* Exercise instructions
Pull every line containing "Scores" from the entries.

* Data to use
>>

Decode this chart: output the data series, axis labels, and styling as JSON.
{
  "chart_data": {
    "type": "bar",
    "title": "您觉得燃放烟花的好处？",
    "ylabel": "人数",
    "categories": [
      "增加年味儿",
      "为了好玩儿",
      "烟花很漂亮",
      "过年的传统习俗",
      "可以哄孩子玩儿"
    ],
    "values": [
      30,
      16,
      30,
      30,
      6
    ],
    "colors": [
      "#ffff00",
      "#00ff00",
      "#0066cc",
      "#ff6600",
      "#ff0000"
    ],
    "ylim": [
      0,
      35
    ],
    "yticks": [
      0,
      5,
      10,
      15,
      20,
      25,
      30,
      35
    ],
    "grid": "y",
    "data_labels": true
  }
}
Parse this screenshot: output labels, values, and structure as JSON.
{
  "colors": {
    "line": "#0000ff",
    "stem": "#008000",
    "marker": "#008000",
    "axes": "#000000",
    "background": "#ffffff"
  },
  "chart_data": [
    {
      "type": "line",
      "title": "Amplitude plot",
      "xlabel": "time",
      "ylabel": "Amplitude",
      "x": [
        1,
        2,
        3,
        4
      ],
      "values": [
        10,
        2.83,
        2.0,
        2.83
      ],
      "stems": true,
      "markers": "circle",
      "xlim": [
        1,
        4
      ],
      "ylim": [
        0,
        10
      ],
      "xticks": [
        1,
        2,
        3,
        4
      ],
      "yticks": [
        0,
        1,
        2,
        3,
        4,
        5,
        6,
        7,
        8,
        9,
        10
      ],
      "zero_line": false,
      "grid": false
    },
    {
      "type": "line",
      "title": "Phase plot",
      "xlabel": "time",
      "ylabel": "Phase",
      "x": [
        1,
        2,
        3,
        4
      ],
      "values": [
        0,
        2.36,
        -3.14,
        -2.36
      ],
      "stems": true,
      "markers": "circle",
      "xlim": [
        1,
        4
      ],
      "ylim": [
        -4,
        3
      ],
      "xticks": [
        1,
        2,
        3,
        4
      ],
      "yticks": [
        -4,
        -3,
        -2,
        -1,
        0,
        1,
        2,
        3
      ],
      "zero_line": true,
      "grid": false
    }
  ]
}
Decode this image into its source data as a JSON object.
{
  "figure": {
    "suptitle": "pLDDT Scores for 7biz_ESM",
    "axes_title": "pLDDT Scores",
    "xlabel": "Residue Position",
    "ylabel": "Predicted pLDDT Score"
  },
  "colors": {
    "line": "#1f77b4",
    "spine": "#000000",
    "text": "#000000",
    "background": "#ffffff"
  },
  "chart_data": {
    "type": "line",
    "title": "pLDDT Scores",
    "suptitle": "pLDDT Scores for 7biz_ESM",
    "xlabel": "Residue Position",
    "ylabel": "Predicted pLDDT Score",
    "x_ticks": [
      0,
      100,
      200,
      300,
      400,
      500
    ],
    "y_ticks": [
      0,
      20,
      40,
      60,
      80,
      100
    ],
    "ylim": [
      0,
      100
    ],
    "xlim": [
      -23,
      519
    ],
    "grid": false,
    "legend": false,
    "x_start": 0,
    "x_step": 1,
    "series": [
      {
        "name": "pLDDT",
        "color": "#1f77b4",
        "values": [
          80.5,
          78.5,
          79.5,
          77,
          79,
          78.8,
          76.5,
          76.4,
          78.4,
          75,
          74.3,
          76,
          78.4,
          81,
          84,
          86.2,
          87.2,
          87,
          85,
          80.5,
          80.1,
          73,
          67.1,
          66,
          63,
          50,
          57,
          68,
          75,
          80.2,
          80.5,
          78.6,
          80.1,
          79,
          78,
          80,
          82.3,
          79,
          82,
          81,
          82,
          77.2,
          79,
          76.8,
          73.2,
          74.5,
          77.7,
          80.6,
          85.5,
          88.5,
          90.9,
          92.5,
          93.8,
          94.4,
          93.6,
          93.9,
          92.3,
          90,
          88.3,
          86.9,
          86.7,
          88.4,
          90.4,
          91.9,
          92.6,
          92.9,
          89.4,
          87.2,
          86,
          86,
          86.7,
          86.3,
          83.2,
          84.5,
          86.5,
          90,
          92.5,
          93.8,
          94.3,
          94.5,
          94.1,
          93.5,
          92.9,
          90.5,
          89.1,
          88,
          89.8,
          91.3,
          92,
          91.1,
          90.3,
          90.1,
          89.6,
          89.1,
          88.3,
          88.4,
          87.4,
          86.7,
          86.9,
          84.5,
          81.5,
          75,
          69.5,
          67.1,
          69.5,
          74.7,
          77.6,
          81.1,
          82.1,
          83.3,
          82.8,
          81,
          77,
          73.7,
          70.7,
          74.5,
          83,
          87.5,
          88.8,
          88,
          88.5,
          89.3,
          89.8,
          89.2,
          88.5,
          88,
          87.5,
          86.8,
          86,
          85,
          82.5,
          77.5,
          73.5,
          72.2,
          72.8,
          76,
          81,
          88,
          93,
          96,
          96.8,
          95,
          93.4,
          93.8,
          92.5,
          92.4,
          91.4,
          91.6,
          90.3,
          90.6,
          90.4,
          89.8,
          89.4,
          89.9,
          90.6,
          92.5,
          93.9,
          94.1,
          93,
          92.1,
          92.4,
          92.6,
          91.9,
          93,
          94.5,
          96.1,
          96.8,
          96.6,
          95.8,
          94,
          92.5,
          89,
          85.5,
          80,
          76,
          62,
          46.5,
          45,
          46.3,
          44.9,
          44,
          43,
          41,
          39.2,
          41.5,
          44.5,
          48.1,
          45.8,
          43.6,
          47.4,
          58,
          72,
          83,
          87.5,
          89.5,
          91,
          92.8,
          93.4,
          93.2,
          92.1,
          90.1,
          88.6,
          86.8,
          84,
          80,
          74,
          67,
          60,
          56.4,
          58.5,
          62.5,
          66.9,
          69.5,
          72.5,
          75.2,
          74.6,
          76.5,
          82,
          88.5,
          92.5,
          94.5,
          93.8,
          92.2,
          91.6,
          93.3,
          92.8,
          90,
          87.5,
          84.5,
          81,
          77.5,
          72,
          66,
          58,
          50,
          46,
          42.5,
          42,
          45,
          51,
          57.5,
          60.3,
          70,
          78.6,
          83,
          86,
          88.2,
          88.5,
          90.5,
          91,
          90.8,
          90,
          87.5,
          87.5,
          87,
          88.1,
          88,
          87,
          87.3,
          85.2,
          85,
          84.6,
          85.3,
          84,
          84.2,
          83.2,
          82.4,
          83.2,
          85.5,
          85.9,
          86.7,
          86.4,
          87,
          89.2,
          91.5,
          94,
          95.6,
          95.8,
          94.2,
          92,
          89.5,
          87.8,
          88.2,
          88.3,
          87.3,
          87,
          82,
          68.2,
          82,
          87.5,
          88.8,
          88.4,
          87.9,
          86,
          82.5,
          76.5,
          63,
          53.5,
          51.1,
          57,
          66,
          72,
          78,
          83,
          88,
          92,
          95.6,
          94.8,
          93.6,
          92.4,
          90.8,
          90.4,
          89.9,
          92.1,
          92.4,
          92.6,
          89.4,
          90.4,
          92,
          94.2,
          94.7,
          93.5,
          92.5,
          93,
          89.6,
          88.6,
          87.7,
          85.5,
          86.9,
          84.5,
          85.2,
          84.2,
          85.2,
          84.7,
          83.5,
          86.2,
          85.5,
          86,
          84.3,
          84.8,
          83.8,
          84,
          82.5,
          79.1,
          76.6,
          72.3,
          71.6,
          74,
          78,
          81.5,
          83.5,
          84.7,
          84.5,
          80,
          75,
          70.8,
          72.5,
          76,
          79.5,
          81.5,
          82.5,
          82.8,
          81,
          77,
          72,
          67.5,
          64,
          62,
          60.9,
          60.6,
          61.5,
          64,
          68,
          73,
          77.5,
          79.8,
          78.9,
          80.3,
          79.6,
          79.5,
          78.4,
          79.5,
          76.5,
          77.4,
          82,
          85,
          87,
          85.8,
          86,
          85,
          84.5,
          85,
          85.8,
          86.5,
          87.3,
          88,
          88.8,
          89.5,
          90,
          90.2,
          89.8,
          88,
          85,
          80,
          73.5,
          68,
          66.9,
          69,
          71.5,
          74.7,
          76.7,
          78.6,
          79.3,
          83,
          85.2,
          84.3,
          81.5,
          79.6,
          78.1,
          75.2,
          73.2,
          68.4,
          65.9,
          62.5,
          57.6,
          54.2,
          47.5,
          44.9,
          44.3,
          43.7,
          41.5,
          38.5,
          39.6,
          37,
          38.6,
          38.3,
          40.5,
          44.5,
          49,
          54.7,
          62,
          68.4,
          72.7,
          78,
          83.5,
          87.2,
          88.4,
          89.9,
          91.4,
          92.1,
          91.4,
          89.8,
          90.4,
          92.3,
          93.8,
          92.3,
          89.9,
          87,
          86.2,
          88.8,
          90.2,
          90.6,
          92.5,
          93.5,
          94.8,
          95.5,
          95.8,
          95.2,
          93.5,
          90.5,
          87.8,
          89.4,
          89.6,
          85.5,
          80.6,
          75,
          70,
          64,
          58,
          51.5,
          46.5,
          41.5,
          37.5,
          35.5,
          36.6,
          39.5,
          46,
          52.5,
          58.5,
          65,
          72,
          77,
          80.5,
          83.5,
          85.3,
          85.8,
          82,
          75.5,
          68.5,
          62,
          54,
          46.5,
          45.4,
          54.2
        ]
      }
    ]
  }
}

<<

* The solution
    "suptitle": "pLDDT Scores for 7biz_ESM",
    "axes_title": "pLDDT Scores",
    "title": "pLDDT Scores",
    "suptitle": "pLDDT Scores for 7biz_ESM",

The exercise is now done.